··· INPUT ROWS

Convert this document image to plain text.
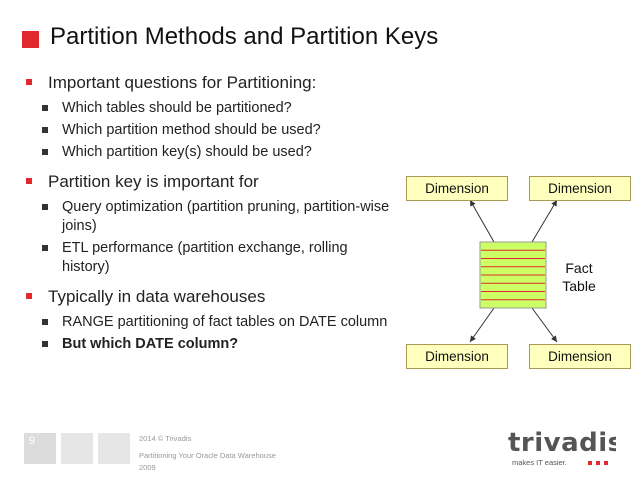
Partition Methods and Partition Keys
Important questions for Partitioning:
Which tables should be partitioned?
Which partition method should be used?
Which partition key(s) should be used?
Partition key is important for
Query optimization (partition pruning, partition-wise joins)
ETL performance (partition exchange, rolling history)
Typically in data warehouses
RANGE partitioning of fact tables on DATE column
But which DATE column?
Dimension	Dimension
Dimension	Dimension
Fact Table
9	2014 © Trivadis
Partitioning Your Oracle Data Warehouse
2009
trivadis
makes IT easier.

······

GIVEN EXERCISE. Leave out the pictures and print every line of the data exactly.

THE REPLY.
Convert this document image to plain text.
Partition Methods and Partition Keys
Important questions for Partitioning:
Which tables should be partitioned?
Which partition method should be used?
Which partition key(s) should be used?
Partition key is important for
Query optimization (partition pruning, partition-wise joins)
ETL performance (partition exchange, rolling history)
Typically in data warehouses
RANGE partitioning of fact tables on DATE column
But which DATE column?
Dimension	Dimension
Dimension	Dimension
Fact Table
9	2014 © Trivadis
Partitioning Your Oracle Data Warehouse
2009
trivadis
makes IT easier.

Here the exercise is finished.